You don’t need to burst into tears to know your empathy gears are working.  But you do need to know HOW you respond to both well-written and poorly-written attempts to tweak your heart and ability to care about others.

Step Two: Your life daily presents you with endless opportunities to embrace your full humanity….

… most of which we self-train ourselves to ignore, dismiss, or even fear.

Get over it.

We are, fundamentally, emotional beings… who have created cultures where open displays of emotion are frowned upon, regarded with horror, or at least saddled with restrictions.

It screws us up in spectacular ways.

As a writer, it’s your job to transcend the shackles of repression that hobble others.  You need to give your emotions a daily work-out, strengthen them, know them as well as you know your favorite tastes, smells and visual pleasures…

… and, most of all, you need to respect them.

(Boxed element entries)

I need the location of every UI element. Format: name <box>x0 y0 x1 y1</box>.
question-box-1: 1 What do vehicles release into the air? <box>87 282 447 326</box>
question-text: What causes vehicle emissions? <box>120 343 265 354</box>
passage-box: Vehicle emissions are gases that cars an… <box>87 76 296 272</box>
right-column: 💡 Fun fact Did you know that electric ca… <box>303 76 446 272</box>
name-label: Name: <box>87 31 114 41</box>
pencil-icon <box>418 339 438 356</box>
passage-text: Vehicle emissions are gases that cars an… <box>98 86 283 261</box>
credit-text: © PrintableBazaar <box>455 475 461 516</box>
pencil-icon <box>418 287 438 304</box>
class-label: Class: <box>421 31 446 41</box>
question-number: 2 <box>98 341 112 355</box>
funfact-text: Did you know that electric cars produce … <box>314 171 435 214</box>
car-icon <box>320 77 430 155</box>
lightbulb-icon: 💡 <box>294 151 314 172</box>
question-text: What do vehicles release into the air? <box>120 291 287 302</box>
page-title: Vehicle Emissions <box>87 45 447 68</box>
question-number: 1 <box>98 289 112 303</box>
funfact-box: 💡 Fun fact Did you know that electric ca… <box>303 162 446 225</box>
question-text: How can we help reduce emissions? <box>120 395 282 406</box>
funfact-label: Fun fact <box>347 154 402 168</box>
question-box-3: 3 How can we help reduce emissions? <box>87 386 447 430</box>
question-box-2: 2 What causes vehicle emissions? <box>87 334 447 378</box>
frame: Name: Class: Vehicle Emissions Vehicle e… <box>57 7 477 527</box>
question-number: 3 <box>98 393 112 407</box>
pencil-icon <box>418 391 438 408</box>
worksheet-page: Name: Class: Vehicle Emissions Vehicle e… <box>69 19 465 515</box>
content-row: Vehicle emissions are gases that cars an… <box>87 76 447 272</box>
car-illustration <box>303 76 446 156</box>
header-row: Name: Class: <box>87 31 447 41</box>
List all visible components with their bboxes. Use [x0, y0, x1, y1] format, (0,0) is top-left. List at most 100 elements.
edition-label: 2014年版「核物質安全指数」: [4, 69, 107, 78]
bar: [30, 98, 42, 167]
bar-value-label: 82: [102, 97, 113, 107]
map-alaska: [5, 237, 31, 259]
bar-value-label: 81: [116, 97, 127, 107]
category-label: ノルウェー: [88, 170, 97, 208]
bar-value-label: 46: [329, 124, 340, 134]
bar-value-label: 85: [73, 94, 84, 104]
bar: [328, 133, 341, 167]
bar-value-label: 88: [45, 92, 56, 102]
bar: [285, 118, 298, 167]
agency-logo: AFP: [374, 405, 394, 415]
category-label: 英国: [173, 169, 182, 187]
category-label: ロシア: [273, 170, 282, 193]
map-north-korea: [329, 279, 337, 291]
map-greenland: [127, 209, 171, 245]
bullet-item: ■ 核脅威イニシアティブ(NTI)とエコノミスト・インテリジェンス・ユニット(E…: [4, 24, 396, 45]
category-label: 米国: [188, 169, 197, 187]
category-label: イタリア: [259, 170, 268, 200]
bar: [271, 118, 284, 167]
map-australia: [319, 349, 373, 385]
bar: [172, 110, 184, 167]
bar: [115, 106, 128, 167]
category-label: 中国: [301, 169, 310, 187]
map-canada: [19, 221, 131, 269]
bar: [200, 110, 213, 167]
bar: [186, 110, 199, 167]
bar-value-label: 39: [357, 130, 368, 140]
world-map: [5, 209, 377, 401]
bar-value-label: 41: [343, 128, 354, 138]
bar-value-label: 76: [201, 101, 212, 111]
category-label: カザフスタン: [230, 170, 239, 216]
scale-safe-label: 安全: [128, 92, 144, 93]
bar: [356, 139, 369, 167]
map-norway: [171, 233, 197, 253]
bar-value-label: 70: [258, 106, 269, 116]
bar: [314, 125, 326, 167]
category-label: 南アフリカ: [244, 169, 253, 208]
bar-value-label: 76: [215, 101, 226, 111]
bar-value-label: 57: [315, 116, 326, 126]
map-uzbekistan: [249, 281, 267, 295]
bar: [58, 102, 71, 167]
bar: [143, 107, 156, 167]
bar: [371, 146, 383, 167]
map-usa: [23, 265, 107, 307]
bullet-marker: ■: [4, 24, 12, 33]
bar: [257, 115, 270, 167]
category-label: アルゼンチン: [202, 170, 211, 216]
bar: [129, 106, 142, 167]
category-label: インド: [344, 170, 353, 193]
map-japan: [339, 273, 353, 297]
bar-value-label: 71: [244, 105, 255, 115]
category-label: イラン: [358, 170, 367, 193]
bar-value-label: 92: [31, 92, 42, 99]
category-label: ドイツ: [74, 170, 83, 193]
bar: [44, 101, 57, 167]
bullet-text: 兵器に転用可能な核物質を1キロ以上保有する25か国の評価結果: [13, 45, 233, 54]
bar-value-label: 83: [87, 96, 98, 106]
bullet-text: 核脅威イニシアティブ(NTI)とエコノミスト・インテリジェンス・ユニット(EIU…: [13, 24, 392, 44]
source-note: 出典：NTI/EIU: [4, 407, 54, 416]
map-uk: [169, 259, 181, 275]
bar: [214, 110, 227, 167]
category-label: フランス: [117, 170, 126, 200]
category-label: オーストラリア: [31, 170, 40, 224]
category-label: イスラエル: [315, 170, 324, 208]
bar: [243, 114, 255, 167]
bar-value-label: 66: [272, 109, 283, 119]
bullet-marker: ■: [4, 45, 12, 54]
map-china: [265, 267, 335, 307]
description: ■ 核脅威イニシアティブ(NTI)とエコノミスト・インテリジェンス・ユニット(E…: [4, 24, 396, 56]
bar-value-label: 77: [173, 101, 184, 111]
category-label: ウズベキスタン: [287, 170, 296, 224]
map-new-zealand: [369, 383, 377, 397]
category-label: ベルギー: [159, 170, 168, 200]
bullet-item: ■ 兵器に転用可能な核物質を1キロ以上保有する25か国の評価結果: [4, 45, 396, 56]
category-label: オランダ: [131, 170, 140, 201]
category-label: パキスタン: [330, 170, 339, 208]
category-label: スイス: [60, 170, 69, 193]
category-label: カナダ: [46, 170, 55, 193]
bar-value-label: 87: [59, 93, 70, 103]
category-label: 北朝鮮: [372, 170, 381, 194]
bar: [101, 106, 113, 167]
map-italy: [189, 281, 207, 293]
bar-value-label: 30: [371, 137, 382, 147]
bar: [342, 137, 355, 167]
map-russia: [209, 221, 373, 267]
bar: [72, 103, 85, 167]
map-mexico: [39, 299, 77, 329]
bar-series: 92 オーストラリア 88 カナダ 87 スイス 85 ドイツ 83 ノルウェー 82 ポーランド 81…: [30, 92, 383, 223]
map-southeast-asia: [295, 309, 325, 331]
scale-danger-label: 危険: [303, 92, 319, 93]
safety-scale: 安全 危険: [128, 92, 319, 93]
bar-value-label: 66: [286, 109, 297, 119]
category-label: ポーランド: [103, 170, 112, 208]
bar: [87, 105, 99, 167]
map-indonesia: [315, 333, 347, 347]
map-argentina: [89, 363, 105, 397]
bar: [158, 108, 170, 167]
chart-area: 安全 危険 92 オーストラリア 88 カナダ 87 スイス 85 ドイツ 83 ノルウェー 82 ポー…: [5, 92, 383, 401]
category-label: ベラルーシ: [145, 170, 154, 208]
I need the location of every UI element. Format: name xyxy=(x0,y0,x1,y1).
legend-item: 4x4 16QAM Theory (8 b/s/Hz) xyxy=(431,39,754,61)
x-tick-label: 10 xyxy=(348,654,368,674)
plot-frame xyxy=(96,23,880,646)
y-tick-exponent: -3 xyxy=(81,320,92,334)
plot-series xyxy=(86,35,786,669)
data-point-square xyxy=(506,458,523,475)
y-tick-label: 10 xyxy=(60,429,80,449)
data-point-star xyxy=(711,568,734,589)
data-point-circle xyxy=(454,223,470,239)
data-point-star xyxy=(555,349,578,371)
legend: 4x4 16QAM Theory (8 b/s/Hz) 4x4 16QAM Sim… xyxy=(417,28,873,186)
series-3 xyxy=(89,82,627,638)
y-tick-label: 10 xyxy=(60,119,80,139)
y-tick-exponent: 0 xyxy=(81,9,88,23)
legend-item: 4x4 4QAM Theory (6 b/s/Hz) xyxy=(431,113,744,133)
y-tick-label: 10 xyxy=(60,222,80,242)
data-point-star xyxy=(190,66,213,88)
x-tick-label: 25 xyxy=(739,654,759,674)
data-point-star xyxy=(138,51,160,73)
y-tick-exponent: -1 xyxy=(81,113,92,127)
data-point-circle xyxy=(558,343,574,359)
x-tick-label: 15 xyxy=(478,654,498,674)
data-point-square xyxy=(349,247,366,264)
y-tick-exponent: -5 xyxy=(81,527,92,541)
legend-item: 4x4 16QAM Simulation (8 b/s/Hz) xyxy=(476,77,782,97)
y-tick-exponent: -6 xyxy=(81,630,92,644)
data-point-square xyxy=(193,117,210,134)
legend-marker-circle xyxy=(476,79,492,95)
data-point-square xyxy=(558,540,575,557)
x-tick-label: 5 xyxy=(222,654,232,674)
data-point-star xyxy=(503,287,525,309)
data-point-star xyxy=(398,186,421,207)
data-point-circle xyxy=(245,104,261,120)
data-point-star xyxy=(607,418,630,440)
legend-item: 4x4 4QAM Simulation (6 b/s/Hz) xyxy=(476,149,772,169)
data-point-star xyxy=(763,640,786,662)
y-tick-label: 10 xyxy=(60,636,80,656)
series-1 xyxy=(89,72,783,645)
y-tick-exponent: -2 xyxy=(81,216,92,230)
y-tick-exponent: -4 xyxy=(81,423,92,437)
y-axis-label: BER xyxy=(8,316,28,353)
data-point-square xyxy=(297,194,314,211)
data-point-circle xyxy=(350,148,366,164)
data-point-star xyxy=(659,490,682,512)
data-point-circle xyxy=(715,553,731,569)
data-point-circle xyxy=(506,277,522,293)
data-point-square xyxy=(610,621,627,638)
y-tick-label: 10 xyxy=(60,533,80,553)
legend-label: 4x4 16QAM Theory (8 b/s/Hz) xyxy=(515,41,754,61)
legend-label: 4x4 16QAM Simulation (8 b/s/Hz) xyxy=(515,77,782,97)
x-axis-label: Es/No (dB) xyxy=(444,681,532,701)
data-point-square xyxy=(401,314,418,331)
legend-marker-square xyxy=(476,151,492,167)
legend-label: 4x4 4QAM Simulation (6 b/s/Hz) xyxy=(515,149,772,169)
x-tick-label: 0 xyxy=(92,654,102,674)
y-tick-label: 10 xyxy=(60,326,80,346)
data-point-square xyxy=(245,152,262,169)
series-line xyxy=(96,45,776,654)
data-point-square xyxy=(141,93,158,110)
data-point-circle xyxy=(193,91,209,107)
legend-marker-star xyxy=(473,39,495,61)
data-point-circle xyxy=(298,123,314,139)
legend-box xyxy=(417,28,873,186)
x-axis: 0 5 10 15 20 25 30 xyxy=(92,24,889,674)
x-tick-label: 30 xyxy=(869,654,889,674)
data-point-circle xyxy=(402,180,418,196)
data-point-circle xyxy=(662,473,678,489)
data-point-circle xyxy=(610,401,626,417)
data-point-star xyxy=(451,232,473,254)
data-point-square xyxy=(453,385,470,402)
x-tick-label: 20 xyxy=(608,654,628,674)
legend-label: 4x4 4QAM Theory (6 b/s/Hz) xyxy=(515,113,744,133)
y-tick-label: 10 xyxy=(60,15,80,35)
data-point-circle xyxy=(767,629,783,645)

### Requirements
(1) Rewrite the stretch of the empathy passage from "You don’t need" through "saddled with restrictions.", putting "feeling creatures" in place of "emotional beings".
(2) Extend the empathy passage onward from its last sentence, keeping the same voice.

### Task-by-task answers
(1)
You don’t need to burst into tears to know your empathy gears are working.  But you do need to know HOW you respond to both well-written and poorly-written attempts to tweak your heart and ability to care about others.

Step Two: Your life daily presents you with endless opportunities to embrace your full humanity….

… most of which we self-train ourselves to ignore, dismiss, or even fear.

Get over it.

We are, fundamentally, feeling creatures… who have created cultures where open displays of emotion are frowned upon, regarded with horror, or at least saddled with restrictions.

(2)
The world’s gone shallow on us.  That’s a HUGE opportunity for every writer who gets comfortable with emotion (and especially empathy), and knows how to use it to raise his messages above the puddles of feeling now dominating most folks’ lives.

So sap up.  The best writers are fully aware of EVERY part of being human, and this is the big part.

Stay frosty,


P.S. Hey — on a cool side note…

… if you love rock n’ roll (including alt, rockabilly, grunge, hair bands, etc) and enjoy insights to the seedier side of our culture (TV, Hefner’s mansion, gaudy and desperate grabs for attention)…

… I’ve got the perfect book for you:  “Everyone Loves You When You’re Dead“, by our pal Neil Strauss.  (Yeah, the guy who wrote “The Game”.)

Get it on Amazon here.

Neil sent me an advance copy, and I can’t put the damn thing down.  It’s all the juicy parts of his interviews with rock royalty (and the even more notorious rock gutter-dwellers) and cultural celebrities that the magazines refused to print (or just couldn’t).  And there are decades worth of jaw-dropping shit here.

Hide this from the kids.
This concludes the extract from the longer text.